-- AIM OF THE EXERCISE --
Collect every line below that contains the word "title".
── EXTRACTED RECORDS ──
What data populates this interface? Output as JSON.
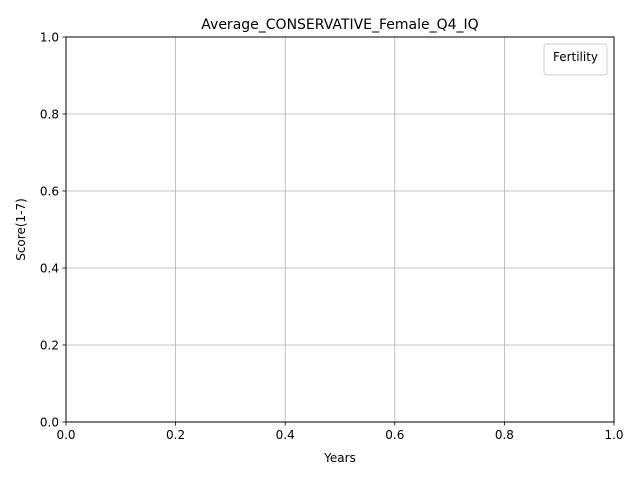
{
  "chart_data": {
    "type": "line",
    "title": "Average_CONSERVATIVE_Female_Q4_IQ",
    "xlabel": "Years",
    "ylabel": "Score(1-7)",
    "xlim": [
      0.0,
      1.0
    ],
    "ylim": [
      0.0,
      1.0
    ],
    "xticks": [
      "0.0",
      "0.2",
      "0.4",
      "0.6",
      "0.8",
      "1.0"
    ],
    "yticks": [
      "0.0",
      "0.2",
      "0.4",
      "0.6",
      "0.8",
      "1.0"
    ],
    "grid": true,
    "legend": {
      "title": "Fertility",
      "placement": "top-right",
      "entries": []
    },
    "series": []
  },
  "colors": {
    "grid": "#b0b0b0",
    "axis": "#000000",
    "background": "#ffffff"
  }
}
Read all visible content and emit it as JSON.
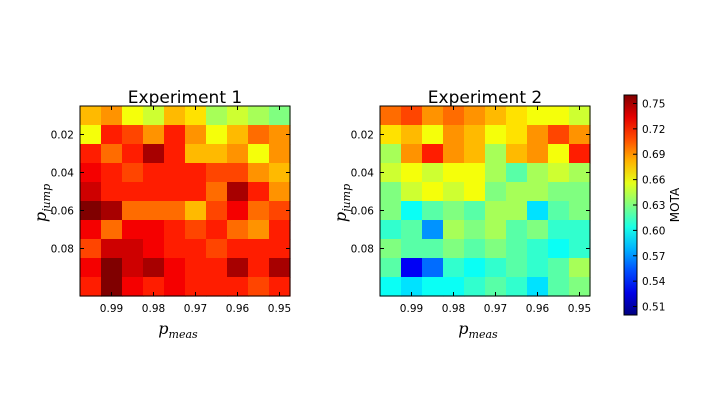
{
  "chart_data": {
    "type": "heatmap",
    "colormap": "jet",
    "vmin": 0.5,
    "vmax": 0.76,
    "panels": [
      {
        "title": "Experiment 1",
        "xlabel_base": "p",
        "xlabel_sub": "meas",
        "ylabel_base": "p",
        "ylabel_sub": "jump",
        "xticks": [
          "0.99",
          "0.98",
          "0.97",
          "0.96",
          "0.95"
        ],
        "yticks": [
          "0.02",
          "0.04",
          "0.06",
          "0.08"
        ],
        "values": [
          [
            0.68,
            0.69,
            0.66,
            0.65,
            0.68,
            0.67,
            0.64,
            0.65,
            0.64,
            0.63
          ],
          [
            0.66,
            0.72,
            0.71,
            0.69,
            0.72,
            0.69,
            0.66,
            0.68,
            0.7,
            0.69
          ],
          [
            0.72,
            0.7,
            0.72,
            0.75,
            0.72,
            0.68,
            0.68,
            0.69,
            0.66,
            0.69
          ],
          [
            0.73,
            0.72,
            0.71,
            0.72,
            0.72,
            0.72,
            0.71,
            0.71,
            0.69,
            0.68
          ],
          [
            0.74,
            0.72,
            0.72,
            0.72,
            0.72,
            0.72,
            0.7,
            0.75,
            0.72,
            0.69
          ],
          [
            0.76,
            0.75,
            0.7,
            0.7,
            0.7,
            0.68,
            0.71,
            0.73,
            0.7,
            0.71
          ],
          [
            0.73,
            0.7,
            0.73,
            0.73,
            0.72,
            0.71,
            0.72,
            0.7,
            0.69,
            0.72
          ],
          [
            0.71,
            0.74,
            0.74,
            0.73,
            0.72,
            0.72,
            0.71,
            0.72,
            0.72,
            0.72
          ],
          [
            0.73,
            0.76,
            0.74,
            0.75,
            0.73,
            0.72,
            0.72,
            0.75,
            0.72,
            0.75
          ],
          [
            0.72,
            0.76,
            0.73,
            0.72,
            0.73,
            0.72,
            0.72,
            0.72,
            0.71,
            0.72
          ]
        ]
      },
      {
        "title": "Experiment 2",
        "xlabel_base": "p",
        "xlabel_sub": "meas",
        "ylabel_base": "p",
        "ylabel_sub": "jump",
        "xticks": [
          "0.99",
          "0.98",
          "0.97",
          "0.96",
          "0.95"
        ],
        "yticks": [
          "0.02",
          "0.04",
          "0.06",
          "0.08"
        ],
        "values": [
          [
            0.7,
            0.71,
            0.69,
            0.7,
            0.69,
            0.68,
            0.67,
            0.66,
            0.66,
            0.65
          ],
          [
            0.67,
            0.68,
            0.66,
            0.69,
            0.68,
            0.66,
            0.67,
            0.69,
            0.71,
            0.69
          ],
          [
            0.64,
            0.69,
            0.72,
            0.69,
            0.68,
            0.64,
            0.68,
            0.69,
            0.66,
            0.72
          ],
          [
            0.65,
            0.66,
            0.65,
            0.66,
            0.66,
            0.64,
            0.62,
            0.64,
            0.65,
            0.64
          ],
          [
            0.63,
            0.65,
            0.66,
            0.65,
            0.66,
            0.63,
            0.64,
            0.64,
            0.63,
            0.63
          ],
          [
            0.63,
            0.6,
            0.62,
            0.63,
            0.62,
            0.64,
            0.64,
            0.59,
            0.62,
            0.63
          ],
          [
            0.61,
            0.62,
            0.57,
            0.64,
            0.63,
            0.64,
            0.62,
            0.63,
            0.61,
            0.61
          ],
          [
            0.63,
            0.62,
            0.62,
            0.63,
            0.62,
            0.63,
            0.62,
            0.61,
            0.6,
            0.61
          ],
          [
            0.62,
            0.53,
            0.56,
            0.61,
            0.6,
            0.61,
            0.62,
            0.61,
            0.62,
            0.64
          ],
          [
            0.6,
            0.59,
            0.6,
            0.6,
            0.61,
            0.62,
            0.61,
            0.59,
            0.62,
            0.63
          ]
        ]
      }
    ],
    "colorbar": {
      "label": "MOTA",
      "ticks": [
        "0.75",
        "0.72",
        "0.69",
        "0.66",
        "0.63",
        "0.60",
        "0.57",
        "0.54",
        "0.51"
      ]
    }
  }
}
───
-- EXERCISE RESPONSE --
    "title": "Average_CONSERVATIVE_Female_Q4_IQ",
      "title": "Fertility",
        "title": "Experiment 1",
        "title": "Experiment 2",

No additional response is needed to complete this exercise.